The exercise
Could you print every record below exactly as it appears?
═════ Data in this exercise
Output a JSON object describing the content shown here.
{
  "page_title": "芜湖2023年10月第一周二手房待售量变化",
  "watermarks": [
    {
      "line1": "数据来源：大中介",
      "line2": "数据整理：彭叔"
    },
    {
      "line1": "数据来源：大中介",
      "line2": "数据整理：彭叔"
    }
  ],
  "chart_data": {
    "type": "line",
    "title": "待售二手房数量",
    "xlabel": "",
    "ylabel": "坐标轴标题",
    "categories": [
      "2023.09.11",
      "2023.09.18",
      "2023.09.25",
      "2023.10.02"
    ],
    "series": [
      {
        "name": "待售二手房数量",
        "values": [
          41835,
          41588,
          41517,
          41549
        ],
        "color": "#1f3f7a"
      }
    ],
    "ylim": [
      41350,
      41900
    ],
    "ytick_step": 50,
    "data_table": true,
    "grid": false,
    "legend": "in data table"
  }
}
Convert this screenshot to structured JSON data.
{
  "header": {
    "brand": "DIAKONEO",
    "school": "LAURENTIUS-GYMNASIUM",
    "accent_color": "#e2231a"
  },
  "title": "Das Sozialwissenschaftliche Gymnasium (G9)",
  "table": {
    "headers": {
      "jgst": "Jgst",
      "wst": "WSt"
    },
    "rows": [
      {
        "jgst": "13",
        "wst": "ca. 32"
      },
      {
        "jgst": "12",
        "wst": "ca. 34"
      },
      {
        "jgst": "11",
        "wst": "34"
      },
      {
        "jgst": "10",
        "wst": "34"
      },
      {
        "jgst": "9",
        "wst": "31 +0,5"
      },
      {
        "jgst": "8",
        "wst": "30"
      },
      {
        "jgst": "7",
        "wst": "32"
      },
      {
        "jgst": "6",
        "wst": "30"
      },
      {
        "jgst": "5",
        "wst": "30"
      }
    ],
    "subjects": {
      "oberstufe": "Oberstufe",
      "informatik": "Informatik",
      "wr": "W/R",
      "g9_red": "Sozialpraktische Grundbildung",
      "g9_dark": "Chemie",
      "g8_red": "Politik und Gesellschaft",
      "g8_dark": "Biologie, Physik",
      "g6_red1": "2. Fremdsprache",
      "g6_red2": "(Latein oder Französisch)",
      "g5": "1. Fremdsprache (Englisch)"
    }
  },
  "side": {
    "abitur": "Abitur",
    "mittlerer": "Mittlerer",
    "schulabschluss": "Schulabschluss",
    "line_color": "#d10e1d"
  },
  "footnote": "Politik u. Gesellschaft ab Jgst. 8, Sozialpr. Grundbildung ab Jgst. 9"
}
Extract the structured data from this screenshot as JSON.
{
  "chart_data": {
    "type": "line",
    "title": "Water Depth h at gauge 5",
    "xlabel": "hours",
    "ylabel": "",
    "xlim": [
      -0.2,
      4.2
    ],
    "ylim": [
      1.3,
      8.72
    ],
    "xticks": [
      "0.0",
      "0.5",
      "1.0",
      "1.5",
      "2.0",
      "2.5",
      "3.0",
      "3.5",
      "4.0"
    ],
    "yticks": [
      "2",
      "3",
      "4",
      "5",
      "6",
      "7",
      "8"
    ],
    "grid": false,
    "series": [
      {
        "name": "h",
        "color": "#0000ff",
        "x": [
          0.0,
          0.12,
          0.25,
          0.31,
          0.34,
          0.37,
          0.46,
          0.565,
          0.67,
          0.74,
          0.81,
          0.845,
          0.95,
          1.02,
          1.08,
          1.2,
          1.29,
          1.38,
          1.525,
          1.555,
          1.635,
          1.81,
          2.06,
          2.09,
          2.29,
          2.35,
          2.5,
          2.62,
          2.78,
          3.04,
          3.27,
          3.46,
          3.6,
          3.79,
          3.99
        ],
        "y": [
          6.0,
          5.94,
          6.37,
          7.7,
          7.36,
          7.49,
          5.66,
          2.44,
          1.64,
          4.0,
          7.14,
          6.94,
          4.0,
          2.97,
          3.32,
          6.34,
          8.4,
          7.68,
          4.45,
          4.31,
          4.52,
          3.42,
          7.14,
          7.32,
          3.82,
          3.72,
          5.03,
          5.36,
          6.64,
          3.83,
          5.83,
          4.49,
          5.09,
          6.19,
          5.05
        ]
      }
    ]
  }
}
══════════
The solution
Output a JSON object describing the content shown here.
{
  "page_title": "芜湖2023年10月第一周二手房待售量变化",
  "watermarks": [
    {
      "line1": "数据来源：大中介",
      "line2": "数据整理：彭叔"
    },
    {
      "line1": "数据来源：大中介",
      "line2": "数据整理：彭叔"
    }
  ],
  "chart_data": {
    "type": "line",
    "title": "待售二手房数量",
    "xlabel": "",
    "ylabel": "坐标轴标题",
    "categories": [
      "2023.09.11",
      "2023.09.18",
      "2023.09.25",
      "2023.10.02"
    ],
    "series": [
      {
        "name": "待售二手房数量",
        "values": [
          41835,
          41588,
          41517,
          41549
        ],
        "color": "#1f3f7a"
      }
    ],
    "ylim": [
      41350,
      41900
    ],
    "ytick_step": 50,
    "data_table": true,
    "grid": false,
    "legend": "in data table"
  }
}
Convert this screenshot to structured JSON data.
{
  "header": {
    "brand": "DIAKONEO",
    "school": "LAURENTIUS-GYMNASIUM",
    "accent_color": "#e2231a"
  },
  "title": "Das Sozialwissenschaftliche Gymnasium (G9)",
  "table": {
    "headers": {
      "jgst": "Jgst",
      "wst": "WSt"
    },
    "rows": [
      {
        "jgst": "13",
        "wst": "ca. 32"
      },
      {
        "jgst": "12",
        "wst": "ca. 34"
      },
      {
        "jgst": "11",
        "wst": "34"
      },
      {
        "jgst": "10",
        "wst": "34"
      },
      {
        "jgst": "9",
        "wst": "31 +0,5"
      },
      {
        "jgst": "8",
        "wst": "30"
      },
      {
        "jgst": "7",
        "wst": "32"
      },
      {
        "jgst": "6",
        "wst": "30"
      },
      {
        "jgst": "5",
        "wst": "30"
      }
    ],
    "subjects": {
      "oberstufe": "Oberstufe",
      "informatik": "Informatik",
      "wr": "W/R",
      "g9_red": "Sozialpraktische Grundbildung",
      "g9_dark": "Chemie",
      "g8_red": "Politik und Gesellschaft",
      "g8_dark": "Biologie, Physik",
      "g6_red1": "2. Fremdsprache",
      "g6_red2": "(Latein oder Französisch)",
      "g5": "1. Fremdsprache (Englisch)"
    }
  },
  "side": {
    "abitur": "Abitur",
    "mittlerer": "Mittlerer",
    "schulabschluss": "Schulabschluss",
    "line_color": "#d10e1d"
  },
  "footnote": "Politik u. Gesellschaft ab Jgst. 8, Sozialpr. Grundbildung ab Jgst. 9"
}
Extract the structured data from this screenshot as JSON.
{
  "chart_data": {
    "type": "line",
    "title": "Water Depth h at gauge 5",
    "xlabel": "hours",
    "ylabel": "",
    "xlim": [
      -0.2,
      4.2
    ],
    "ylim": [
      1.3,
      8.72
    ],
    "xticks": [
      "0.0",
      "0.5",
      "1.0",
      "1.5",
      "2.0",
      "2.5",
      "3.0",
      "3.5",
      "4.0"
    ],
    "yticks": [
      "2",
      "3",
      "4",
      "5",
      "6",
      "7",
      "8"
    ],
    "grid": false,
    "series": [
      {
        "name": "h",
        "color": "#0000ff",
        "x": [
          0.0,
          0.12,
          0.25,
          0.31,
          0.34,
          0.37,
          0.46,
          0.565,
          0.67,
          0.74,
          0.81,
          0.845,
          0.95,
          1.02,
          1.08,
          1.2,
          1.29,
          1.38,
          1.525,
          1.555,
          1.635,
          1.81,
          2.06,
          2.09,
          2.29,
          2.35,
          2.5,
          2.62,
          2.78,
          3.04,
          3.27,
          3.46,
          3.6,
          3.79,
          3.99
        ],
        "y": [
          6.0,
          5.94,
          6.37,
          7.7,
          7.36,
          7.49,
          5.66,
          2.44,
          1.64,
          4.0,
          7.14,
          6.94,
          4.0,
          2.97,
          3.32,
          6.34,
          8.4,
          7.68,
          4.45,
          4.31,
          4.52,
          3.42,
          7.14,
          7.32,
          3.82,
          3.72,
          5.03,
          5.36,
          6.64,
          3.83,
          5.83,
          4.49,
          5.09,
          6.19,
          5.05
        ]
      }
    ]
  }
}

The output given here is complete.